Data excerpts
__________________________________________________

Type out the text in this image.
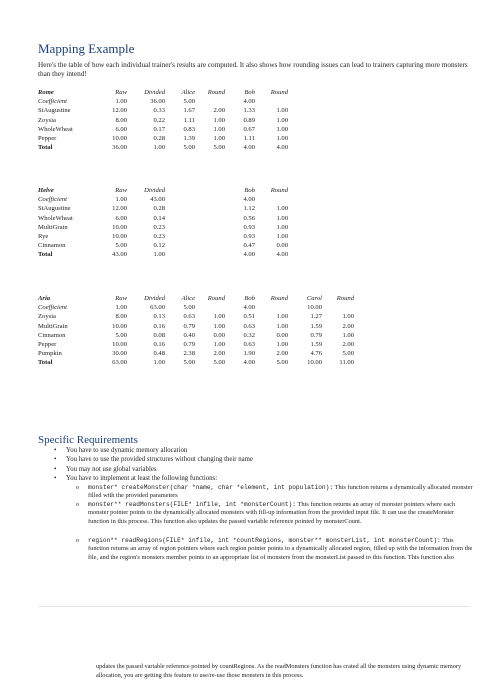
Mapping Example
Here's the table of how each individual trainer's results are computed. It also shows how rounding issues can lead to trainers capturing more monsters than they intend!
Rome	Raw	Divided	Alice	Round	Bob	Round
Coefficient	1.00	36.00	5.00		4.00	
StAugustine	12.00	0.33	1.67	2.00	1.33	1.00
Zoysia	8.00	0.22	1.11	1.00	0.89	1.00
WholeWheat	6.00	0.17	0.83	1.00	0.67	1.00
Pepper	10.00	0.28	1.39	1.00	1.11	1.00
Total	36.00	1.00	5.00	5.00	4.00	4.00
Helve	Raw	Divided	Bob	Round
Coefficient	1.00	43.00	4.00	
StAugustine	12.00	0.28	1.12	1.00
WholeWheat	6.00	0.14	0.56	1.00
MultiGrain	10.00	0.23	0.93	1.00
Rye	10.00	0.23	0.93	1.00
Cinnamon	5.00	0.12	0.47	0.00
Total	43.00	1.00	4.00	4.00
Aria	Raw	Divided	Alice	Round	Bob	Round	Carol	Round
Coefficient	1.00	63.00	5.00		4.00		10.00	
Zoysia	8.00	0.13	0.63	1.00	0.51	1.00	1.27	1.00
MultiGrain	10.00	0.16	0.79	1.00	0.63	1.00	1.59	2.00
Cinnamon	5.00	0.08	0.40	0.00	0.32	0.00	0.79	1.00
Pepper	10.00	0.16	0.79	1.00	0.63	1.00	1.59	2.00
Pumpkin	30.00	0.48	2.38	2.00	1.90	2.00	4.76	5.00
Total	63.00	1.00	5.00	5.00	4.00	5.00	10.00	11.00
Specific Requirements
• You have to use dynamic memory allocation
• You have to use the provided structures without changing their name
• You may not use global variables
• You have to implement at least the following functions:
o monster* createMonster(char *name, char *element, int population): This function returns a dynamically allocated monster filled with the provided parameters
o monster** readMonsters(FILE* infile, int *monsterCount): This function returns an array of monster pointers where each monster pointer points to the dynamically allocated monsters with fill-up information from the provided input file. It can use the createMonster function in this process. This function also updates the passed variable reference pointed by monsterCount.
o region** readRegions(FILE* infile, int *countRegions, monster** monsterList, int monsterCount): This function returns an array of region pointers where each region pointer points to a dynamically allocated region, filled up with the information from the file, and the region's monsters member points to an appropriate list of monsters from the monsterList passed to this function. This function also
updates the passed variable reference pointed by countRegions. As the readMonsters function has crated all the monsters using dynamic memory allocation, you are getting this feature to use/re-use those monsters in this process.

__________________________________________________

● Exercise task:
Read the entries above, then pull out the lines that include "memory".

● Exercise result:
• You have to use dynamic memory allocation
updates the passed variable reference pointed by countRegions. As the readMonsters function has crated all the monsters using dynamic memory allocation, you are getting this feature to use/re-use those monsters in this process.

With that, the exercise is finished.